TRY IT: Here is a block of records. Copy every line in it that includes "this".

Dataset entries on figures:
—————

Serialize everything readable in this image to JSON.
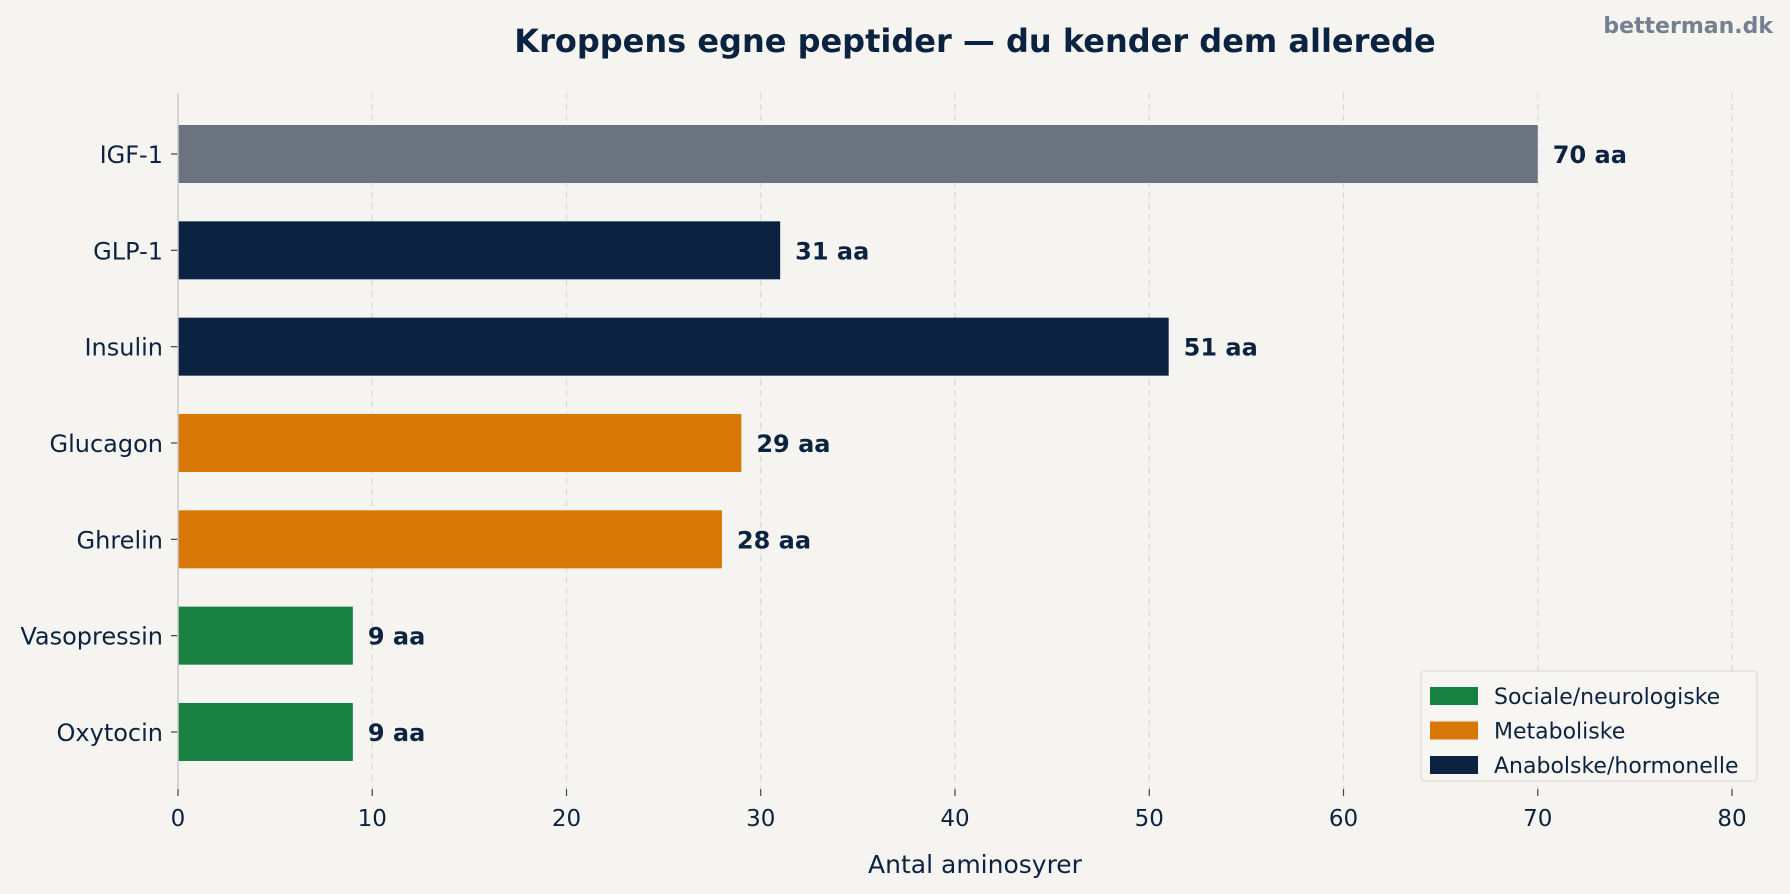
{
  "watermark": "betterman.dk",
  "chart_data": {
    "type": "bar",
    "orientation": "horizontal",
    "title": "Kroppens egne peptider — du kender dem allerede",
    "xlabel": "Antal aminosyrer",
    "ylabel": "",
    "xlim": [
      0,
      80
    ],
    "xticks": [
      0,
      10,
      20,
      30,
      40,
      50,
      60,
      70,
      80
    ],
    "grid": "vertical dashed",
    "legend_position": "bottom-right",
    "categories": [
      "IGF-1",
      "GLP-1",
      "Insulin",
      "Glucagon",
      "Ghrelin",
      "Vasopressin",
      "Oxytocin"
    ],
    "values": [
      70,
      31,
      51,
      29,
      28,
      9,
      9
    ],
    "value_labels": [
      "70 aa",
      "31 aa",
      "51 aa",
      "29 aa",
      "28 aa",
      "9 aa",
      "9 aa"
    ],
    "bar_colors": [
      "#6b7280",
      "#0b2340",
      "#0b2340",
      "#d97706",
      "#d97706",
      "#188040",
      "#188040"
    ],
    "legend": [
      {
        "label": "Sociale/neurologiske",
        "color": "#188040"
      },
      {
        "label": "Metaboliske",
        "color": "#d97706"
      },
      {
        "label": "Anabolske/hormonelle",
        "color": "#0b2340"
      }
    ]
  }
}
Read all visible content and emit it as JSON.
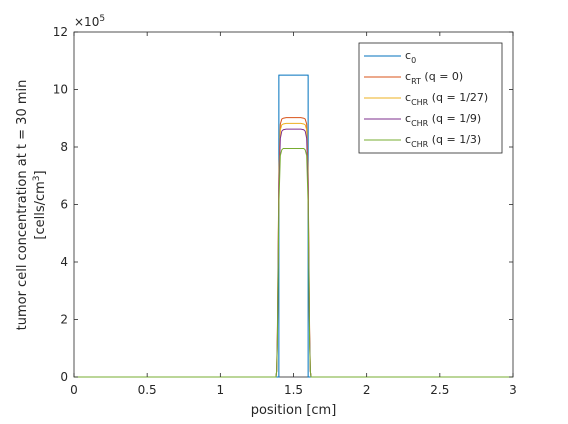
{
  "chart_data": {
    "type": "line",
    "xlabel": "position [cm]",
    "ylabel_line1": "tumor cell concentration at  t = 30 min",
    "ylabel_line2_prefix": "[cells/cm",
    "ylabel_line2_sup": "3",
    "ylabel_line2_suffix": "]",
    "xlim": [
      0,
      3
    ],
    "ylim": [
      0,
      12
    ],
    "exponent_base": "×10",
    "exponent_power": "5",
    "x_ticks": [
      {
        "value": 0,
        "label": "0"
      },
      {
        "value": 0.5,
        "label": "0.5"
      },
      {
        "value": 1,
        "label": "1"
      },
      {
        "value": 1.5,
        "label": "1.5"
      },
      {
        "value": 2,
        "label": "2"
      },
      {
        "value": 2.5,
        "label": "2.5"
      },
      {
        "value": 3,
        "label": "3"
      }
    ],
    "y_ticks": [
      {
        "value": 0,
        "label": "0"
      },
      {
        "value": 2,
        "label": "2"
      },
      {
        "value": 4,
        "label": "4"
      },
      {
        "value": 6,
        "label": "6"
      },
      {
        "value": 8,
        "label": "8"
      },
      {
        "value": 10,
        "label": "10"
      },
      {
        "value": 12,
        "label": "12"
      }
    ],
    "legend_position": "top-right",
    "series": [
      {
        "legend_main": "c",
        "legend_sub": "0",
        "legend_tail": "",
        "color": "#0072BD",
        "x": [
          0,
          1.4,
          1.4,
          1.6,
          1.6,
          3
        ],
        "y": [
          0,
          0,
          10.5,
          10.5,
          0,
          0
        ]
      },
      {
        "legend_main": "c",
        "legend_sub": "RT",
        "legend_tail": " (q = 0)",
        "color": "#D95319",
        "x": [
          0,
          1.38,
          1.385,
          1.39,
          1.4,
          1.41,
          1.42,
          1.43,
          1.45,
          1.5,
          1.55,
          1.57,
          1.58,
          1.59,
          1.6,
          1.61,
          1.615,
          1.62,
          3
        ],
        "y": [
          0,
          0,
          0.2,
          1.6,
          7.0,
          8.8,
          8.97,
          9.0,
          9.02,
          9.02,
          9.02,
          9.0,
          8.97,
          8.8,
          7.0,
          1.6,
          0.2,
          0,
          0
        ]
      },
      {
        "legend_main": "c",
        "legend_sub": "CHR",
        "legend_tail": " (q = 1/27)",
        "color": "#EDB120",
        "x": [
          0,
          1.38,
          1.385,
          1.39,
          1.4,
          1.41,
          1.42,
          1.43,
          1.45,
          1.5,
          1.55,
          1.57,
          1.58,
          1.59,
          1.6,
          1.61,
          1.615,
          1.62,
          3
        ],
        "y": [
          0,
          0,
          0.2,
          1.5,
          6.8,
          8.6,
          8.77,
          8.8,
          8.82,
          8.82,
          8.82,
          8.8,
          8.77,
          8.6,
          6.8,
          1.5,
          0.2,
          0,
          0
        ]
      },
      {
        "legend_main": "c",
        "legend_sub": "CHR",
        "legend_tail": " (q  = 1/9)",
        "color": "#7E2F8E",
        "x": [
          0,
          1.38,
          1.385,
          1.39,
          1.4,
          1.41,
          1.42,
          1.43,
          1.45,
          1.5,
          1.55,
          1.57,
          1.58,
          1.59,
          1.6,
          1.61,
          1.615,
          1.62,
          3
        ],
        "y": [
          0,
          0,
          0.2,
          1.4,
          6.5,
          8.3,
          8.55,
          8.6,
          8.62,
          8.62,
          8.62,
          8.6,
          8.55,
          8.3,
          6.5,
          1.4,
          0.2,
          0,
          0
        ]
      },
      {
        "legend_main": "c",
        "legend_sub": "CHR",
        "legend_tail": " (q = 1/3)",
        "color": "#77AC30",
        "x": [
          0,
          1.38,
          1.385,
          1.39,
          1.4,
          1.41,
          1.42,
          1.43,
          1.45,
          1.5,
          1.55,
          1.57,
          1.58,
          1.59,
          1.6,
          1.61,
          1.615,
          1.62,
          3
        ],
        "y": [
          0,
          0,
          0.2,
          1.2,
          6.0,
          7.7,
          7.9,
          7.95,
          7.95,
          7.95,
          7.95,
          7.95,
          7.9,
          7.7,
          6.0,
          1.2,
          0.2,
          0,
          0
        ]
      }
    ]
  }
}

—————

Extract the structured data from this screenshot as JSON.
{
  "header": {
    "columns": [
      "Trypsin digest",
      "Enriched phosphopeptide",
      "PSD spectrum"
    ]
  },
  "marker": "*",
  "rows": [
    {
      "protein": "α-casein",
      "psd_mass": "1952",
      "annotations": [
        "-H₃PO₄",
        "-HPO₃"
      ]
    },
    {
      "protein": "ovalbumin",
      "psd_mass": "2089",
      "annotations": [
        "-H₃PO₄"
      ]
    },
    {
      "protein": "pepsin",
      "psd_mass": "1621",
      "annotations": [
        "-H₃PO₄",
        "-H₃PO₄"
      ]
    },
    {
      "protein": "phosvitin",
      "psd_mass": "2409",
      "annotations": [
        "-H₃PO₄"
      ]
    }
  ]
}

—————

YOUR SOLUTION:
Serialize everything readable in this image to JSON.
Extract the structured data from this screenshot as JSON.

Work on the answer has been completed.